> _Task material_:
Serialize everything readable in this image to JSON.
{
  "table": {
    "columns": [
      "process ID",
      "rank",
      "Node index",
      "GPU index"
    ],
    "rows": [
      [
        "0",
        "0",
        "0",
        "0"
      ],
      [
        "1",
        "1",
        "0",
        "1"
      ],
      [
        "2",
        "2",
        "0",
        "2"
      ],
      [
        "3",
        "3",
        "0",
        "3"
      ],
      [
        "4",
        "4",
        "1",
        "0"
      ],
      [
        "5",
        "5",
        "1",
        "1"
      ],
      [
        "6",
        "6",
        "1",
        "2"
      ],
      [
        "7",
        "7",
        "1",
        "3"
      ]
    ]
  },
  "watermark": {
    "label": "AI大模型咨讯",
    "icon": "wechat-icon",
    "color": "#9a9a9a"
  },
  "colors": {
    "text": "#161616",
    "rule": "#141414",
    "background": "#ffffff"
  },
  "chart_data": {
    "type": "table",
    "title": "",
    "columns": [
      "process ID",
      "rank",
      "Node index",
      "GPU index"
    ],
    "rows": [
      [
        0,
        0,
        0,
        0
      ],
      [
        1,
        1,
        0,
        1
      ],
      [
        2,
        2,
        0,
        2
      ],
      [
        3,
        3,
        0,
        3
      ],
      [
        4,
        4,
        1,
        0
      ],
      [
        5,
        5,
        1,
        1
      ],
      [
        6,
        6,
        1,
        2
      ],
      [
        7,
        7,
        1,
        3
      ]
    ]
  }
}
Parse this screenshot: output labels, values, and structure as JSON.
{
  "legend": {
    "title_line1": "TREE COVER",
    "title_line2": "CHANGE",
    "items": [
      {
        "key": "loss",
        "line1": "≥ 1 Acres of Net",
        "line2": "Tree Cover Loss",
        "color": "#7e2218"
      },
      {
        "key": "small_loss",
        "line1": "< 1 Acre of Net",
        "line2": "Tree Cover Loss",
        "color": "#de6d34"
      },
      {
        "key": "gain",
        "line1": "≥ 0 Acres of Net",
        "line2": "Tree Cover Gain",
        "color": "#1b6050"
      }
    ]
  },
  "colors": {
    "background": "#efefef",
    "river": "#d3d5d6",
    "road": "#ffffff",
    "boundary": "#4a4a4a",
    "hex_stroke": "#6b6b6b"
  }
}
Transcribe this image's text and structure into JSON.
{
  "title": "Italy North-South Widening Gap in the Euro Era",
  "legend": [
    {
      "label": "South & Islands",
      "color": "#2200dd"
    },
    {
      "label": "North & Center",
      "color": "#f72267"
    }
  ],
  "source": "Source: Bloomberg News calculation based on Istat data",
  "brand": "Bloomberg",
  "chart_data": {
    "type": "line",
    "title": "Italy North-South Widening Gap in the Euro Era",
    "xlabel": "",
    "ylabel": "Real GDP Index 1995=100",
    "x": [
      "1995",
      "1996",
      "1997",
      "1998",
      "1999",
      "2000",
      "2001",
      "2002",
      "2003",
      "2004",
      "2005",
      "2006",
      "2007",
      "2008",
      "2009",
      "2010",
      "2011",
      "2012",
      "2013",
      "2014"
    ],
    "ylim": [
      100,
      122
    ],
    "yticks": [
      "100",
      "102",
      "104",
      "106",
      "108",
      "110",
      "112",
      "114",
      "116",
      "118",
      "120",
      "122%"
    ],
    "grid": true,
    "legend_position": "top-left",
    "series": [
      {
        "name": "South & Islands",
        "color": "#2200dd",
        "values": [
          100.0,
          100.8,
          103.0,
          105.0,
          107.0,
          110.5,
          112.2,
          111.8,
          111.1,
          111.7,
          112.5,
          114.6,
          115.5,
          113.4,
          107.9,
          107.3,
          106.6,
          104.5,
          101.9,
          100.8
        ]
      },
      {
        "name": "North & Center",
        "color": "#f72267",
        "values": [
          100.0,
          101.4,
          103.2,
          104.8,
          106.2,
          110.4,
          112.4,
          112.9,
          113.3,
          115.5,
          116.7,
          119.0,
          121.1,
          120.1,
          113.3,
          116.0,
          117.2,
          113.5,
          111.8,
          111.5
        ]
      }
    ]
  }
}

> _Exercise objective_:
Set out the complete listing exactly as shown.

> _In response_:
Serialize everything readable in this image to JSON.
{
  "table": {
    "columns": [
      "process ID",
      "rank",
      "Node index",
      "GPU index"
    ],
    "rows": [
      [
        "0",
        "0",
        "0",
        "0"
      ],
      [
        "1",
        "1",
        "0",
        "1"
      ],
      [
        "2",
        "2",
        "0",
        "2"
      ],
      [
        "3",
        "3",
        "0",
        "3"
      ],
      [
        "4",
        "4",
        "1",
        "0"
      ],
      [
        "5",
        "5",
        "1",
        "1"
      ],
      [
        "6",
        "6",
        "1",
        "2"
      ],
      [
        "7",
        "7",
        "1",
        "3"
      ]
    ]
  },
  "watermark": {
    "label": "AI大模型咨讯",
    "icon": "wechat-icon",
    "color": "#9a9a9a"
  },
  "colors": {
    "text": "#161616",
    "rule": "#141414",
    "background": "#ffffff"
  },
  "chart_data": {
    "type": "table",
    "title": "",
    "columns": [
      "process ID",
      "rank",
      "Node index",
      "GPU index"
    ],
    "rows": [
      [
        0,
        0,
        0,
        0
      ],
      [
        1,
        1,
        0,
        1
      ],
      [
        2,
        2,
        0,
        2
      ],
      [
        3,
        3,
        0,
        3
      ],
      [
        4,
        4,
        1,
        0
      ],
      [
        5,
        5,
        1,
        1
      ],
      [
        6,
        6,
        1,
        2
      ],
      [
        7,
        7,
        1,
        3
      ]
    ]
  }
}
Parse this screenshot: output labels, values, and structure as JSON.
{
  "legend": {
    "title_line1": "TREE COVER",
    "title_line2": "CHANGE",
    "items": [
      {
        "key": "loss",
        "line1": "≥ 1 Acres of Net",
        "line2": "Tree Cover Loss",
        "color": "#7e2218"
      },
      {
        "key": "small_loss",
        "line1": "< 1 Acre of Net",
        "line2": "Tree Cover Loss",
        "color": "#de6d34"
      },
      {
        "key": "gain",
        "line1": "≥ 0 Acres of Net",
        "line2": "Tree Cover Gain",
        "color": "#1b6050"
      }
    ]
  },
  "colors": {
    "background": "#efefef",
    "river": "#d3d5d6",
    "road": "#ffffff",
    "boundary": "#4a4a4a",
    "hex_stroke": "#6b6b6b"
  }
}
Transcribe this image's text and structure into JSON.
{
  "title": "Italy North-South Widening Gap in the Euro Era",
  "legend": [
    {
      "label": "South & Islands",
      "color": "#2200dd"
    },
    {
      "label": "North & Center",
      "color": "#f72267"
    }
  ],
  "source": "Source: Bloomberg News calculation based on Istat data",
  "brand": "Bloomberg",
  "chart_data": {
    "type": "line",
    "title": "Italy North-South Widening Gap in the Euro Era",
    "xlabel": "",
    "ylabel": "Real GDP Index 1995=100",
    "x": [
      "1995",
      "1996",
      "1997",
      "1998",
      "1999",
      "2000",
      "2001",
      "2002",
      "2003",
      "2004",
      "2005",
      "2006",
      "2007",
      "2008",
      "2009",
      "2010",
      "2011",
      "2012",
      "2013",
      "2014"
    ],
    "ylim": [
      100,
      122
    ],
    "yticks": [
      "100",
      "102",
      "104",
      "106",
      "108",
      "110",
      "112",
      "114",
      "116",
      "118",
      "120",
      "122%"
    ],
    "grid": true,
    "legend_position": "top-left",
    "series": [
      {
        "name": "South & Islands",
        "color": "#2200dd",
        "values": [
          100.0,
          100.8,
          103.0,
          105.0,
          107.0,
          110.5,
          112.2,
          111.8,
          111.1,
          111.7,
          112.5,
          114.6,
          115.5,
          113.4,
          107.9,
          107.3,
          106.6,
          104.5,
          101.9,
          100.8
        ]
      },
      {
        "name": "North & Center",
        "color": "#f72267",
        "values": [
          100.0,
          101.4,
          103.2,
          104.8,
          106.2,
          110.4,
          112.4,
          112.9,
          113.3,
          115.5,
          116.7,
          119.0,
          121.1,
          120.1,
          113.3,
          116.0,
          117.2,
          113.5,
          111.8,
          111.5
        ]
      }
    ]
  }
}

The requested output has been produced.